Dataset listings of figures
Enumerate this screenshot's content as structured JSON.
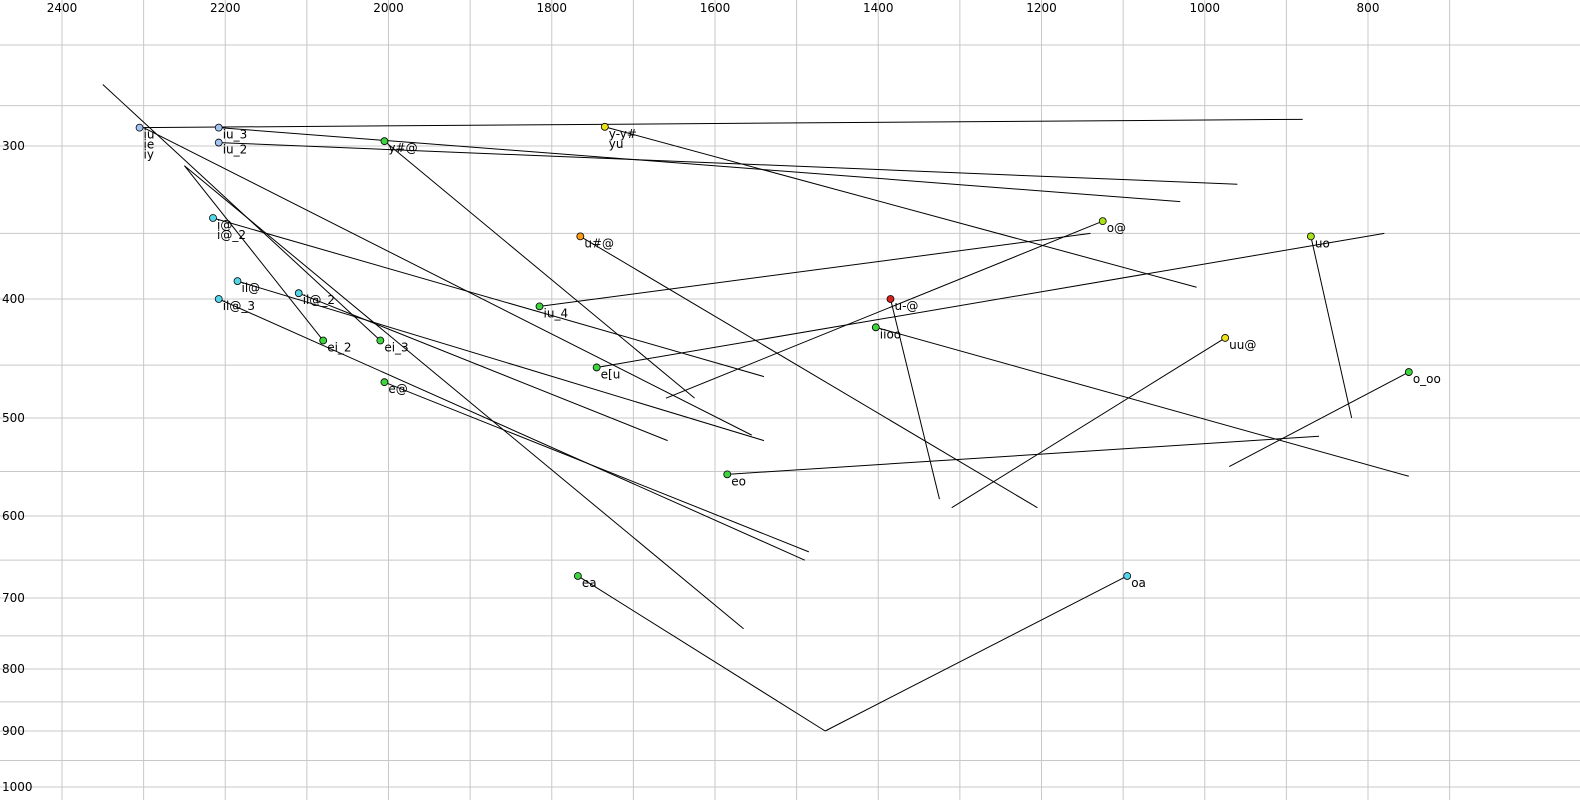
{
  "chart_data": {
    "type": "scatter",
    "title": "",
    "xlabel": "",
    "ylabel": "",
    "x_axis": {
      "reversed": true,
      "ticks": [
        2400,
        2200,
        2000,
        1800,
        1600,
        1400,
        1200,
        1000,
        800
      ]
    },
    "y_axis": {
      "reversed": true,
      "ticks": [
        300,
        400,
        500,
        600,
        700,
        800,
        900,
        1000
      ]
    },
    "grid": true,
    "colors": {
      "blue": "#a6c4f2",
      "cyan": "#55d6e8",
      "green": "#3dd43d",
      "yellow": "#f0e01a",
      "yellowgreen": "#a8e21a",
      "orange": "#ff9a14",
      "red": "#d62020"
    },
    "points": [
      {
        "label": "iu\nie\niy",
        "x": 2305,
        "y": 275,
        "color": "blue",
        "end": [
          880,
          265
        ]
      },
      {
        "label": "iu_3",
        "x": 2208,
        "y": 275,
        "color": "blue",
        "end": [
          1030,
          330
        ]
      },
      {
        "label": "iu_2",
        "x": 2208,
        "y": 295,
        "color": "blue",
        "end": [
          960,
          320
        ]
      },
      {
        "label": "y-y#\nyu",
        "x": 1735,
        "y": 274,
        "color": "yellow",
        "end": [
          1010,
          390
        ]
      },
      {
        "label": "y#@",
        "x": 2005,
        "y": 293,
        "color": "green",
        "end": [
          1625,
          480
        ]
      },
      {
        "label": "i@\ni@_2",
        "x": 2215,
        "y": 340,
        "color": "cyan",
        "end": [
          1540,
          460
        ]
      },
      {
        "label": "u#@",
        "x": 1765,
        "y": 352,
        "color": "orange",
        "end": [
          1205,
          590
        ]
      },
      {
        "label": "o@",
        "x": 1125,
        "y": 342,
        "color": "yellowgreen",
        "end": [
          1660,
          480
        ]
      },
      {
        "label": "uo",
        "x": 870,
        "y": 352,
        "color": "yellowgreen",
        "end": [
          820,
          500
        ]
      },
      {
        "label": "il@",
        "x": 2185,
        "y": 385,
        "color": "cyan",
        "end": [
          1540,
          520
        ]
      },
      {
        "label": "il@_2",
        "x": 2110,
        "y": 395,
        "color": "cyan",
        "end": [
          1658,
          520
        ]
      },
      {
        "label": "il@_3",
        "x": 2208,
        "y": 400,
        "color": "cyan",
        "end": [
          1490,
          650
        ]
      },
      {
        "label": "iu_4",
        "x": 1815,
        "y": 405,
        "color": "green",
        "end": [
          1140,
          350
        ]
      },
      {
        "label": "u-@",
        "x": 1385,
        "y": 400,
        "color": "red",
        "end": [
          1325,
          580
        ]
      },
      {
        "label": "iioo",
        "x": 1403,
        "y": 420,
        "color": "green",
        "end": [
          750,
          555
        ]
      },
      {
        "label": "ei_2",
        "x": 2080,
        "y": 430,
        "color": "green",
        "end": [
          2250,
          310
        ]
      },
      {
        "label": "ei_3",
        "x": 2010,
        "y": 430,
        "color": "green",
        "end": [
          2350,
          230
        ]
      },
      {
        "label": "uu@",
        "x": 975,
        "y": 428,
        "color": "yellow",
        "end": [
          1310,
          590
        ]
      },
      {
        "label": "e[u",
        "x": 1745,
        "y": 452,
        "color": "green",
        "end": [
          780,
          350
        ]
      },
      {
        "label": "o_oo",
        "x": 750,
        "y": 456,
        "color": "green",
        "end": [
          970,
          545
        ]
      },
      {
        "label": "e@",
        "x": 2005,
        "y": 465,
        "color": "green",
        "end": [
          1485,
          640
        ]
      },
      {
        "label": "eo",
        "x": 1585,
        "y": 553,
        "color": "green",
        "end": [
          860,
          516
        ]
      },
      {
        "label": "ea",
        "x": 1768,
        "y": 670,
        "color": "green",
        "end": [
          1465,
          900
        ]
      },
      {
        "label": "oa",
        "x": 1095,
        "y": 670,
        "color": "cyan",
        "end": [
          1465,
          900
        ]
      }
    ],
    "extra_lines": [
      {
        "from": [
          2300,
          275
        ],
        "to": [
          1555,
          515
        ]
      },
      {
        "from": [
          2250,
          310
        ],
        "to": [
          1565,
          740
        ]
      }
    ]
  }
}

==

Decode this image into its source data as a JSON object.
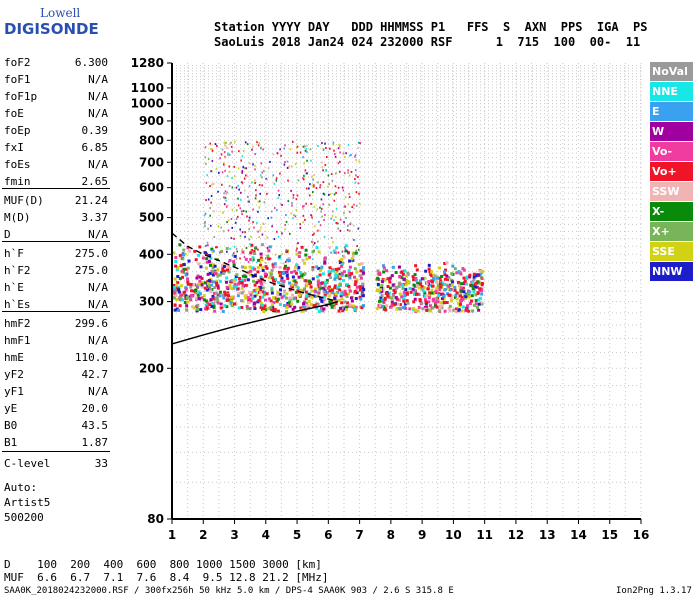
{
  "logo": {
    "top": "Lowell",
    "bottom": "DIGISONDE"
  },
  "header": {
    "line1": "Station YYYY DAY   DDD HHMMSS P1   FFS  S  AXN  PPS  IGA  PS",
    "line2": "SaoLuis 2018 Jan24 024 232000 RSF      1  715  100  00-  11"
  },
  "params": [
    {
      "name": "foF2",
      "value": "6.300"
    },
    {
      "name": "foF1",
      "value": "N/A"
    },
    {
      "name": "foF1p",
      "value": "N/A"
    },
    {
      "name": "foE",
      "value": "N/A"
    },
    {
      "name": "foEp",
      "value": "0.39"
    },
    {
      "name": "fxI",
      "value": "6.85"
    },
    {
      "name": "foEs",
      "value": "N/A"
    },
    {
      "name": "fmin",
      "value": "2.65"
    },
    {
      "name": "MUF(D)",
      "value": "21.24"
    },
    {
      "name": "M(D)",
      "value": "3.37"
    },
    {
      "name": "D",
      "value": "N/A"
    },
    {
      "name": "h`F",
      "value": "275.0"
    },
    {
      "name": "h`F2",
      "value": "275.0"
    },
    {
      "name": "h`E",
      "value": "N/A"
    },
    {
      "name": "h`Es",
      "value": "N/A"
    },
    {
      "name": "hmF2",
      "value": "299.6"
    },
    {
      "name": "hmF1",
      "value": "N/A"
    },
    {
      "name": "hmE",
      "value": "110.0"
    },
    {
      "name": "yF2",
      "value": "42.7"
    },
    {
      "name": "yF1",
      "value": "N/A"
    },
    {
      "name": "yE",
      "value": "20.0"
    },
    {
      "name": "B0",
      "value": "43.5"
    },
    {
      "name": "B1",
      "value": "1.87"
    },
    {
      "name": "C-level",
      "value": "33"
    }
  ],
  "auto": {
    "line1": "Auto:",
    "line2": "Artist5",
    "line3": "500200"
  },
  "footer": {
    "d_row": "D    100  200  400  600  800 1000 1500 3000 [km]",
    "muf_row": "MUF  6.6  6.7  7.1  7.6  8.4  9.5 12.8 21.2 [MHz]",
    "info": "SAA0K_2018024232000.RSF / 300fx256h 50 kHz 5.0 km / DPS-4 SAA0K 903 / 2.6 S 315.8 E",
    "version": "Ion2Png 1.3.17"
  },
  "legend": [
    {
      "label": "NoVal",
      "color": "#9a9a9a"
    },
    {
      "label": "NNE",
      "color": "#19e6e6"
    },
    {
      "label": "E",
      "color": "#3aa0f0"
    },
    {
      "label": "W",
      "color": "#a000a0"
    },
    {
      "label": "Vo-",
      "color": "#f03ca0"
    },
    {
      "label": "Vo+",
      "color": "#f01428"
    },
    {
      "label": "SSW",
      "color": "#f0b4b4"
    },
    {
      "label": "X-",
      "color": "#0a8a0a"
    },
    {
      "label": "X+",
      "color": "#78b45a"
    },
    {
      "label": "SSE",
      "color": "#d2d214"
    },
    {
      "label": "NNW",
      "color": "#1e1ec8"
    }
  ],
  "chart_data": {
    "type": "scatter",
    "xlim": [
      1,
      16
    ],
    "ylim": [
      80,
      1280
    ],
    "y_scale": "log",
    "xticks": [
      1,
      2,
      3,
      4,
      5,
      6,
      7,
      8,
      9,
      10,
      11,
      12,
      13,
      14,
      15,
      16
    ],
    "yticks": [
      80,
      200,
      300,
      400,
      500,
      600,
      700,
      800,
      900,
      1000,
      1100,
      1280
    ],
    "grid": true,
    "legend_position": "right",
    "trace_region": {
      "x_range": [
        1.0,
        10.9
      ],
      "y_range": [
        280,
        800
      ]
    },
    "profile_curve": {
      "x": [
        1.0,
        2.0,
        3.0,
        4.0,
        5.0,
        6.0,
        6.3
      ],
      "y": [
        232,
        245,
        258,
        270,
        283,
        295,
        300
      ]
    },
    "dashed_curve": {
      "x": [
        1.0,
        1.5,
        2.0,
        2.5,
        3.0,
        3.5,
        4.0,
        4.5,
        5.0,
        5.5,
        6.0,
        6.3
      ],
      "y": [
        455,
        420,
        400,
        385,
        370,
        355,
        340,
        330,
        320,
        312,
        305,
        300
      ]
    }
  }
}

• Given task:
Find the string "JSON" in the listing and return every line that holds it.

• Answer to the task:
Enumerate this screenshot's content as structured JSON.
Decode this image into its source data as a JSON object.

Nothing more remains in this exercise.